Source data

........

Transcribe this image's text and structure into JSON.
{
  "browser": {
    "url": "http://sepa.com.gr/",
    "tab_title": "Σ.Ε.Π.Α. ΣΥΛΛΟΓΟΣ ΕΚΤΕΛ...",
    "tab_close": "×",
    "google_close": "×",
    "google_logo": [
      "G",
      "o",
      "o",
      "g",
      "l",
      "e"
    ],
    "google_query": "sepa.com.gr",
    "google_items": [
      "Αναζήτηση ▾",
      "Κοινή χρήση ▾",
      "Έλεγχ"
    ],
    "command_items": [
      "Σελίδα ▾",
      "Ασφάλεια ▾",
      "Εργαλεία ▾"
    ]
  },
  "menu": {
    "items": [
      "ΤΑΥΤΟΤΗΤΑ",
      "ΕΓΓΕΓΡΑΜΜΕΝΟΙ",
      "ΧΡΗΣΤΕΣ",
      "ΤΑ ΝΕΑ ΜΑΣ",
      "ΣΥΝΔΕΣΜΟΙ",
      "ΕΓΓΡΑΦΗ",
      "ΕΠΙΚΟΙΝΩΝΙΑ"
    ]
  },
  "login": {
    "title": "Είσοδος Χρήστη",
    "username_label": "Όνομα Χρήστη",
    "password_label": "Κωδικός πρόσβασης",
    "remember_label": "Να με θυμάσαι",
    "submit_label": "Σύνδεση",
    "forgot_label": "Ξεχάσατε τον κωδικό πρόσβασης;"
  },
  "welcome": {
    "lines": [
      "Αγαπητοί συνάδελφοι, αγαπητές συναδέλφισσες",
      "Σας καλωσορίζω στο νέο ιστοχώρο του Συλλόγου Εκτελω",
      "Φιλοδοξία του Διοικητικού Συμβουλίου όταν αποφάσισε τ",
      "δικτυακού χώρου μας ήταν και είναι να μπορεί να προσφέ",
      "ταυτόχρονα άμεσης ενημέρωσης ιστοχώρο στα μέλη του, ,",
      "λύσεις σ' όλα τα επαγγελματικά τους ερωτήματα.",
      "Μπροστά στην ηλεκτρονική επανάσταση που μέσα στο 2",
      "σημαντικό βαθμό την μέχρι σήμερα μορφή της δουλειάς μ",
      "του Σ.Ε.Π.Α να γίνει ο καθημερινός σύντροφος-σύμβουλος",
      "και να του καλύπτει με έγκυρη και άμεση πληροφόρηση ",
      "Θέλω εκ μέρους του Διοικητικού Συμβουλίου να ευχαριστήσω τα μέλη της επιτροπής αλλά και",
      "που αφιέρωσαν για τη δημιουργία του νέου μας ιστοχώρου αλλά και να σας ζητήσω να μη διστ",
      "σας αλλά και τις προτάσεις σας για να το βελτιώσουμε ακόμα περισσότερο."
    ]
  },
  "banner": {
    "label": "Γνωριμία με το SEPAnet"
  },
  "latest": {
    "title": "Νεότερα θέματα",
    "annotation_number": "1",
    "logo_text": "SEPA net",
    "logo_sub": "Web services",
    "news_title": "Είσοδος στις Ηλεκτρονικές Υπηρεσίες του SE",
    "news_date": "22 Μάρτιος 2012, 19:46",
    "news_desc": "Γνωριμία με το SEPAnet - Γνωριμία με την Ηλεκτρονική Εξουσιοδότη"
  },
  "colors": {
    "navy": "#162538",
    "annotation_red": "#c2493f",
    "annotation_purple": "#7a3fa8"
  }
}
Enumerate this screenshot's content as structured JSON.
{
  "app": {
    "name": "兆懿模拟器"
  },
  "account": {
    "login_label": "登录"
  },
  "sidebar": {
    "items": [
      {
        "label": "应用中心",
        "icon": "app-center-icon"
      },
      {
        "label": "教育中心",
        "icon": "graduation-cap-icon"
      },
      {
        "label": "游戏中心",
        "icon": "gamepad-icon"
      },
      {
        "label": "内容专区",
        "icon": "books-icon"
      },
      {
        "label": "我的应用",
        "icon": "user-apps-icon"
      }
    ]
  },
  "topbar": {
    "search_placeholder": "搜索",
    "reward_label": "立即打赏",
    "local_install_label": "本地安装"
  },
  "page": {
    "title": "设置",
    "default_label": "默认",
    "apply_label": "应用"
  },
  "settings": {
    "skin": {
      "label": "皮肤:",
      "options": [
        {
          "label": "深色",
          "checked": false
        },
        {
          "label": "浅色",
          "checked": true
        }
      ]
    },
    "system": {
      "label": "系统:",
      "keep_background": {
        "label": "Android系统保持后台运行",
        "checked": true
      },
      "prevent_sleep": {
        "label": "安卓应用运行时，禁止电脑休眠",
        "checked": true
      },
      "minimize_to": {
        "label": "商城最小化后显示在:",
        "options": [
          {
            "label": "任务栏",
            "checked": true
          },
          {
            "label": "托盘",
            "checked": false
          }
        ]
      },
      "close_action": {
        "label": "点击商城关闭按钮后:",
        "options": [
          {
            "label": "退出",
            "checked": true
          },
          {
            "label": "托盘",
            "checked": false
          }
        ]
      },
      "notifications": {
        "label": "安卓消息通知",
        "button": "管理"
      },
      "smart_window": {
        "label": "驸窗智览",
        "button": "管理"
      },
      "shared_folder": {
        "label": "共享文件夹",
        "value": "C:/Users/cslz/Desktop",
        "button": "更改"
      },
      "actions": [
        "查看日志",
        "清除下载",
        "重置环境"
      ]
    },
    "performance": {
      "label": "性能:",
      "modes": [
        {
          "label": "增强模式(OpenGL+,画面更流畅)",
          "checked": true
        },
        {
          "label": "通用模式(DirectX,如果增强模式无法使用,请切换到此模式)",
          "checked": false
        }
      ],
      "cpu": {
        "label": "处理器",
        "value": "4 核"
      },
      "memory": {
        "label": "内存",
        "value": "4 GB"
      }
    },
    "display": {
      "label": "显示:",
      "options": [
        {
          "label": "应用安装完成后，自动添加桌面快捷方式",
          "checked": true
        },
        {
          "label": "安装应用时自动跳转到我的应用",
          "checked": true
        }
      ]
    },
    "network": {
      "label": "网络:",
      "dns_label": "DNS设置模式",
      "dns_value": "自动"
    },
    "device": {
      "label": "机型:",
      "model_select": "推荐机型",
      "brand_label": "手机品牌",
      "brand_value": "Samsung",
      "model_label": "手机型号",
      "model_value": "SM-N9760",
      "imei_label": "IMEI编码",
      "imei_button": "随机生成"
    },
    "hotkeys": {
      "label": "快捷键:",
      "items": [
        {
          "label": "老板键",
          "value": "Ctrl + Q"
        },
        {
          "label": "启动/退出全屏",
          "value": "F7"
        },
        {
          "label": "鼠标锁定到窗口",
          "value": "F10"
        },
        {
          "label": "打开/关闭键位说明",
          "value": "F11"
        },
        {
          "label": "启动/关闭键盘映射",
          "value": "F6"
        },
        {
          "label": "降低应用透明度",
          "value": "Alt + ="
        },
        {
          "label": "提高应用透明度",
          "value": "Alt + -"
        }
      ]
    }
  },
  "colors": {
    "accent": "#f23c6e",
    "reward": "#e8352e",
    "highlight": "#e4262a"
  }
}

........

## Stated exercise
Retype the records in full. Keep every line identical to the original.

## The result
Transcribe this image's text and structure into JSON.
{
  "browser": {
    "url": "http://sepa.com.gr/",
    "tab_title": "Σ.Ε.Π.Α. ΣΥΛΛΟΓΟΣ ΕΚΤΕΛ...",
    "tab_close": "×",
    "google_close": "×",
    "google_logo": [
      "G",
      "o",
      "o",
      "g",
      "l",
      "e"
    ],
    "google_query": "sepa.com.gr",
    "google_items": [
      "Αναζήτηση ▾",
      "Κοινή χρήση ▾",
      "Έλεγχ"
    ],
    "command_items": [
      "Σελίδα ▾",
      "Ασφάλεια ▾",
      "Εργαλεία ▾"
    ]
  },
  "menu": {
    "items": [
      "ΤΑΥΤΟΤΗΤΑ",
      "ΕΓΓΕΓΡΑΜΜΕΝΟΙ",
      "ΧΡΗΣΤΕΣ",
      "ΤΑ ΝΕΑ ΜΑΣ",
      "ΣΥΝΔΕΣΜΟΙ",
      "ΕΓΓΡΑΦΗ",
      "ΕΠΙΚΟΙΝΩΝΙΑ"
    ]
  },
  "login": {
    "title": "Είσοδος Χρήστη",
    "username_label": "Όνομα Χρήστη",
    "password_label": "Κωδικός πρόσβασης",
    "remember_label": "Να με θυμάσαι",
    "submit_label": "Σύνδεση",
    "forgot_label": "Ξεχάσατε τον κωδικό πρόσβασης;"
  },
  "welcome": {
    "lines": [
      "Αγαπητοί συνάδελφοι, αγαπητές συναδέλφισσες",
      "Σας καλωσορίζω στο νέο ιστοχώρο του Συλλόγου Εκτελω",
      "Φιλοδοξία του Διοικητικού Συμβουλίου όταν αποφάσισε τ",
      "δικτυακού χώρου μας ήταν και είναι να μπορεί να προσφέ",
      "ταυτόχρονα άμεσης ενημέρωσης ιστοχώρο στα μέλη του, ,",
      "λύσεις σ' όλα τα επαγγελματικά τους ερωτήματα.",
      "Μπροστά στην ηλεκτρονική επανάσταση που μέσα στο 2",
      "σημαντικό βαθμό την μέχρι σήμερα μορφή της δουλειάς μ",
      "του Σ.Ε.Π.Α να γίνει ο καθημερινός σύντροφος-σύμβουλος",
      "και να του καλύπτει με έγκυρη και άμεση πληροφόρηση ",
      "Θέλω εκ μέρους του Διοικητικού Συμβουλίου να ευχαριστήσω τα μέλη της επιτροπής αλλά και",
      "που αφιέρωσαν για τη δημιουργία του νέου μας ιστοχώρου αλλά και να σας ζητήσω να μη διστ",
      "σας αλλά και τις προτάσεις σας για να το βελτιώσουμε ακόμα περισσότερο."
    ]
  },
  "banner": {
    "label": "Γνωριμία με το SEPAnet"
  },
  "latest": {
    "title": "Νεότερα θέματα",
    "annotation_number": "1",
    "logo_text": "SEPA net",
    "logo_sub": "Web services",
    "news_title": "Είσοδος στις Ηλεκτρονικές Υπηρεσίες του SE",
    "news_date": "22 Μάρτιος 2012, 19:46",
    "news_desc": "Γνωριμία με το SEPAnet - Γνωριμία με την Ηλεκτρονική Εξουσιοδότη"
  },
  "colors": {
    "navy": "#162538",
    "annotation_red": "#c2493f",
    "annotation_purple": "#7a3fa8"
  }
}
Enumerate this screenshot's content as structured JSON.
{
  "app": {
    "name": "兆懿模拟器"
  },
  "account": {
    "login_label": "登录"
  },
  "sidebar": {
    "items": [
      {
        "label": "应用中心",
        "icon": "app-center-icon"
      },
      {
        "label": "教育中心",
        "icon": "graduation-cap-icon"
      },
      {
        "label": "游戏中心",
        "icon": "gamepad-icon"
      },
      {
        "label": "内容专区",
        "icon": "books-icon"
      },
      {
        "label": "我的应用",
        "icon": "user-apps-icon"
      }
    ]
  },
  "topbar": {
    "search_placeholder": "搜索",
    "reward_label": "立即打赏",
    "local_install_label": "本地安装"
  },
  "page": {
    "title": "设置",
    "default_label": "默认",
    "apply_label": "应用"
  },
  "settings": {
    "skin": {
      "label": "皮肤:",
      "options": [
        {
          "label": "深色",
          "checked": false
        },
        {
          "label": "浅色",
          "checked": true
        }
      ]
    },
    "system": {
      "label": "系统:",
      "keep_background": {
        "label": "Android系统保持后台运行",
        "checked": true
      },
      "prevent_sleep": {
        "label": "安卓应用运行时，禁止电脑休眠",
        "checked": true
      },
      "minimize_to": {
        "label": "商城最小化后显示在:",
        "options": [
          {
            "label": "任务栏",
            "checked": true
          },
          {
            "label": "托盘",
            "checked": false
          }
        ]
      },
      "close_action": {
        "label": "点击商城关闭按钮后:",
        "options": [
          {
            "label": "退出",
            "checked": true
          },
          {
            "label": "托盘",
            "checked": false
          }
        ]
      },
      "notifications": {
        "label": "安卓消息通知",
        "button": "管理"
      },
      "smart_window": {
        "label": "驸窗智览",
        "button": "管理"
      },
      "shared_folder": {
        "label": "共享文件夹",
        "value": "C:/Users/cslz/Desktop",
        "button": "更改"
      },
      "actions": [
        "查看日志",
        "清除下载",
        "重置环境"
      ]
    },
    "performance": {
      "label": "性能:",
      "modes": [
        {
          "label": "增强模式(OpenGL+,画面更流畅)",
          "checked": true
        },
        {
          "label": "通用模式(DirectX,如果增强模式无法使用,请切换到此模式)",
          "checked": false
        }
      ],
      "cpu": {
        "label": "处理器",
        "value": "4 核"
      },
      "memory": {
        "label": "内存",
        "value": "4 GB"
      }
    },
    "display": {
      "label": "显示:",
      "options": [
        {
          "label": "应用安装完成后，自动添加桌面快捷方式",
          "checked": true
        },
        {
          "label": "安装应用时自动跳转到我的应用",
          "checked": true
        }
      ]
    },
    "network": {
      "label": "网络:",
      "dns_label": "DNS设置模式",
      "dns_value": "自动"
    },
    "device": {
      "label": "机型:",
      "model_select": "推荐机型",
      "brand_label": "手机品牌",
      "brand_value": "Samsung",
      "model_label": "手机型号",
      "model_value": "SM-N9760",
      "imei_label": "IMEI编码",
      "imei_button": "随机生成"
    },
    "hotkeys": {
      "label": "快捷键:",
      "items": [
        {
          "label": "老板键",
          "value": "Ctrl + Q"
        },
        {
          "label": "启动/退出全屏",
          "value": "F7"
        },
        {
          "label": "鼠标锁定到窗口",
          "value": "F10"
        },
        {
          "label": "打开/关闭键位说明",
          "value": "F11"
        },
        {
          "label": "启动/关闭键盘映射",
          "value": "F6"
        },
        {
          "label": "降低应用透明度",
          "value": "Alt + ="
        },
        {
          "label": "提高应用透明度",
          "value": "Alt + -"
        }
      ]
    }
  },
  "colors": {
    "accent": "#f23c6e",
    "reward": "#e8352e",
    "highlight": "#e4262a"
  }
}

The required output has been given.